### Task to complete
It is required that all of the data be written out exactly.

### Extracted records
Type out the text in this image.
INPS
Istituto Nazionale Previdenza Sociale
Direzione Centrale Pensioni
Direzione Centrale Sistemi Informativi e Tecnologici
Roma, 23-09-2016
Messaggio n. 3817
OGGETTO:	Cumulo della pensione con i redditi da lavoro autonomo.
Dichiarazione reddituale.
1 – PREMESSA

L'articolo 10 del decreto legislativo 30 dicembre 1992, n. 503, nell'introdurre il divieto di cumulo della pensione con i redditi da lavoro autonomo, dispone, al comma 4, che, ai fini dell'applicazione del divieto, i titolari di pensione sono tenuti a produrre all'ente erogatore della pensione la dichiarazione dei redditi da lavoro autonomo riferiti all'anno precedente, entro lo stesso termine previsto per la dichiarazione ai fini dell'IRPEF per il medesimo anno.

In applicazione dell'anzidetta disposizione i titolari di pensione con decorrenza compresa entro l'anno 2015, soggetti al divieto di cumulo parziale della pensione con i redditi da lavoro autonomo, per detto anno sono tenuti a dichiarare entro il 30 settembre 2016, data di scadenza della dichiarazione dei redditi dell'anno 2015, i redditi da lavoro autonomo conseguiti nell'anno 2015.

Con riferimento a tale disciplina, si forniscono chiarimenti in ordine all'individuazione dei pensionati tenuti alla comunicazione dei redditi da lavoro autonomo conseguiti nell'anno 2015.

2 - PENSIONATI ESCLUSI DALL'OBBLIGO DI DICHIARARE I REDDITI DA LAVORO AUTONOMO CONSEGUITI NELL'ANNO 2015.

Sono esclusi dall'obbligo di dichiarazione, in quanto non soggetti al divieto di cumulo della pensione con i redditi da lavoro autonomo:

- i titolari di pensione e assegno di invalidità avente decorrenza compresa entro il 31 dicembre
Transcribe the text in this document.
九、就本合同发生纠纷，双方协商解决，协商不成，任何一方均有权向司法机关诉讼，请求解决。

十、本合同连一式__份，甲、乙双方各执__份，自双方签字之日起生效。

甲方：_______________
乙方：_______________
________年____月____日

### Finished answer
Type out the text in this image.
INPS
Istituto Nazionale Previdenza Sociale
Direzione Centrale Pensioni
Direzione Centrale Sistemi Informativi e Tecnologici
Roma, 23-09-2016
Messaggio n. 3817
OGGETTO:	Cumulo della pensione con i redditi da lavoro autonomo.
Dichiarazione reddituale.
1 – PREMESSA

L'articolo 10 del decreto legislativo 30 dicembre 1992, n. 503, nell'introdurre il divieto di cumulo della pensione con i redditi da lavoro autonomo, dispone, al comma 4, che, ai fini dell'applicazione del divieto, i titolari di pensione sono tenuti a produrre all'ente erogatore della pensione la dichiarazione dei redditi da lavoro autonomo riferiti all'anno precedente, entro lo stesso termine previsto per la dichiarazione ai fini dell'IRPEF per il medesimo anno.

In applicazione dell'anzidetta disposizione i titolari di pensione con decorrenza compresa entro l'anno 2015, soggetti al divieto di cumulo parziale della pensione con i redditi da lavoro autonomo, per detto anno sono tenuti a dichiarare entro il 30 settembre 2016, data di scadenza della dichiarazione dei redditi dell'anno 2015, i redditi da lavoro autonomo conseguiti nell'anno 2015.

Con riferimento a tale disciplina, si forniscono chiarimenti in ordine all'individuazione dei pensionati tenuti alla comunicazione dei redditi da lavoro autonomo conseguiti nell'anno 2015.

2 - PENSIONATI ESCLUSI DALL'OBBLIGO DI DICHIARARE I REDDITI DA LAVORO AUTONOMO CONSEGUITI NELL'ANNO 2015.

Sono esclusi dall'obbligo di dichiarazione, in quanto non soggetti al divieto di cumulo della pensione con i redditi da lavoro autonomo:

- i titolari di pensione e assegno di invalidità avente decorrenza compresa entro il 31 dicembre
Transcribe the text in this document.
九、就本合同发生纠纷，双方协商解决，协商不成，任何一方均有权向司法机关诉讼，请求解决。

十、本合同连一式__份，甲、乙双方各执__份，自双方签字之日起生效。

甲方：_______________
乙方：_______________
________年____月____日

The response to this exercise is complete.